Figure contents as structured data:
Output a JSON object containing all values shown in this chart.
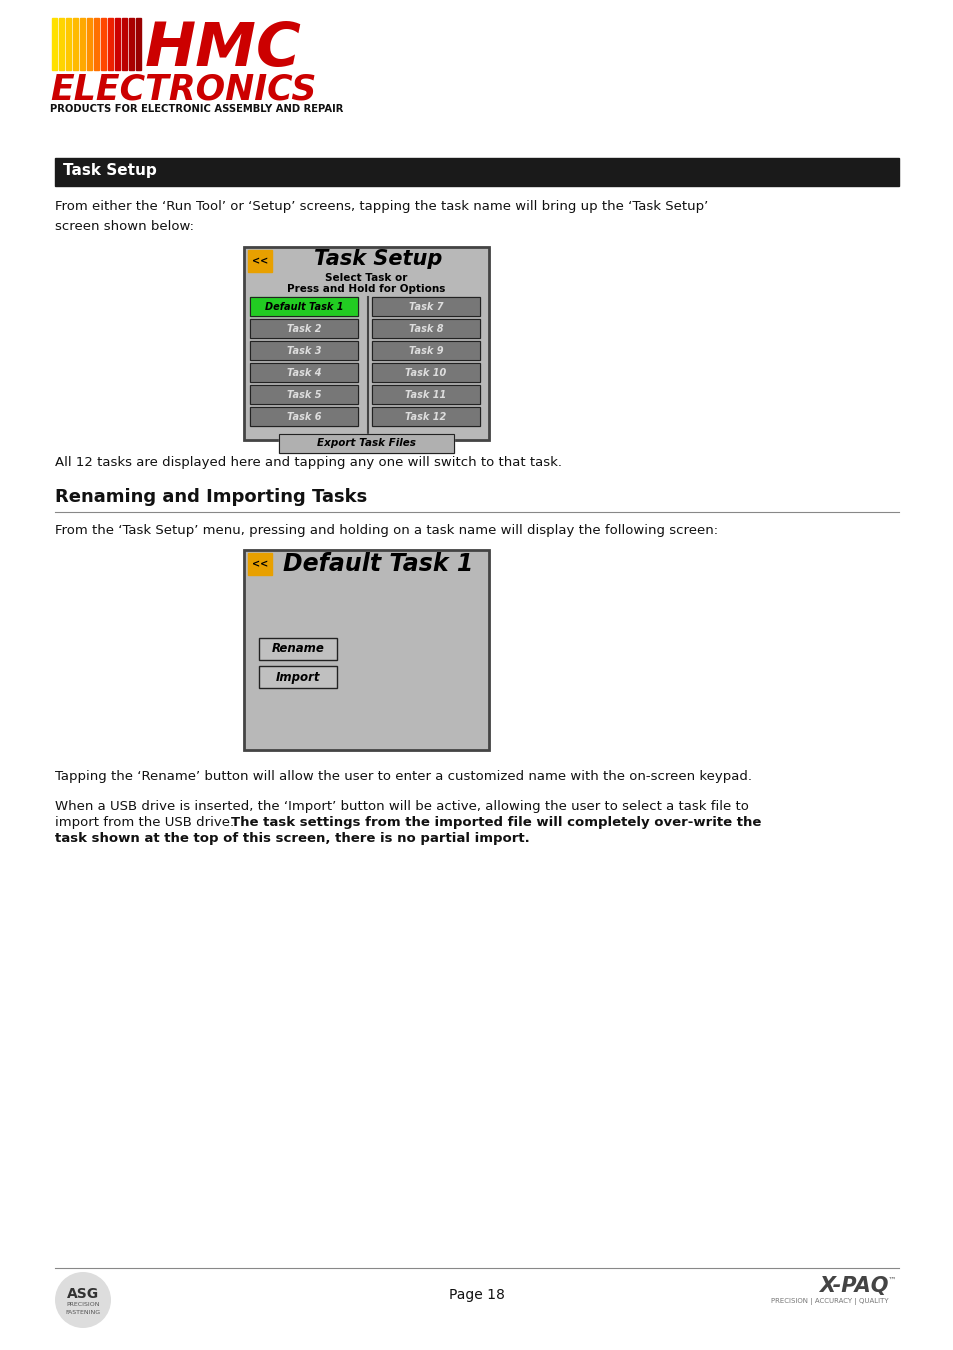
{
  "page_bg": "#ffffff",
  "logo_subtitle": "PRODUCTS FOR ELECTRONIC ASSEMBLY AND REPAIR",
  "section1_title": "Task Setup",
  "section1_title_bg": "#1a1a1a",
  "section1_title_color": "#ffffff",
  "section1_body1": "From either the ‘Run Tool’ or ‘Setup’ screens, tapping the task name will bring up the ‘Task Setup’\nscreen shown below:",
  "tasksetup_screen_title": "Task Setup",
  "tasksetup_subtitle1": "Select Task or",
  "tasksetup_subtitle2": "Press and Hold for Options",
  "task_labels_left": [
    "Default Task 1",
    "Task 2",
    "Task 3",
    "Task 4",
    "Task 5",
    "Task 6"
  ],
  "task_labels_right": [
    "Task 7",
    "Task 8",
    "Task 9",
    "Task 10",
    "Task 11",
    "Task 12"
  ],
  "export_label": "Export Task Files",
  "task_green_color": "#22cc22",
  "task_gray_color": "#777777",
  "screen_bg": "#b8b8b8",
  "section1_caption": "All 12 tasks are displayed here and tapping any one will switch to that task.",
  "section2_title": "Renaming and Importing Tasks",
  "section2_body1": "From the ‘Task Setup’ menu, pressing and holding on a task name will display the following screen:",
  "default_task_screen_title": "Default Task 1",
  "rename_btn": "Rename",
  "import_btn": "Import",
  "section2_body2": "Tapping the ‘Rename’ button will allow the user to enter a customized name with the on-screen keypad.",
  "section2_body3a": "When a USB drive is inserted, the ‘Import’ button will be active, allowing the user to select a task file to\nimport from the USB drive.  ",
  "section2_body3b": "The task settings from the imported file will completely over-write the task shown at the top of this screen, there is no partial import.",
  "page_label": "Page 18",
  "orange_btn": "#E8A000",
  "btn_border": "#222222",
  "export_btn_bg": "#b0b0b0"
}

What the task asks —
Repeat every record precisely. Any picture among them stays out of the copy.

Correct response —
Output a JSON object containing all values shown in this chart.
{
  "page_bg": "#ffffff",
  "logo_subtitle": "PRODUCTS FOR ELECTRONIC ASSEMBLY AND REPAIR",
  "section1_title": "Task Setup",
  "section1_title_bg": "#1a1a1a",
  "section1_title_color": "#ffffff",
  "section1_body1": "From either the ‘Run Tool’ or ‘Setup’ screens, tapping the task name will bring up the ‘Task Setup’\nscreen shown below:",
  "tasksetup_screen_title": "Task Setup",
  "tasksetup_subtitle1": "Select Task or",
  "tasksetup_subtitle2": "Press and Hold for Options",
  "task_labels_left": [
    "Default Task 1",
    "Task 2",
    "Task 3",
    "Task 4",
    "Task 5",
    "Task 6"
  ],
  "task_labels_right": [
    "Task 7",
    "Task 8",
    "Task 9",
    "Task 10",
    "Task 11",
    "Task 12"
  ],
  "export_label": "Export Task Files",
  "task_green_color": "#22cc22",
  "task_gray_color": "#777777",
  "screen_bg": "#b8b8b8",
  "section1_caption": "All 12 tasks are displayed here and tapping any one will switch to that task.",
  "section2_title": "Renaming and Importing Tasks",
  "section2_body1": "From the ‘Task Setup’ menu, pressing and holding on a task name will display the following screen:",
  "default_task_screen_title": "Default Task 1",
  "rename_btn": "Rename",
  "import_btn": "Import",
  "section2_body2": "Tapping the ‘Rename’ button will allow the user to enter a customized name with the on-screen keypad.",
  "section2_body3a": "When a USB drive is inserted, the ‘Import’ button will be active, allowing the user to select a task file to\nimport from the USB drive.  ",
  "section2_body3b": "The task settings from the imported file will completely over-write the task shown at the top of this screen, there is no partial import.",
  "page_label": "Page 18",
  "orange_btn": "#E8A000",
  "btn_border": "#222222",
  "export_btn_bg": "#b0b0b0"
}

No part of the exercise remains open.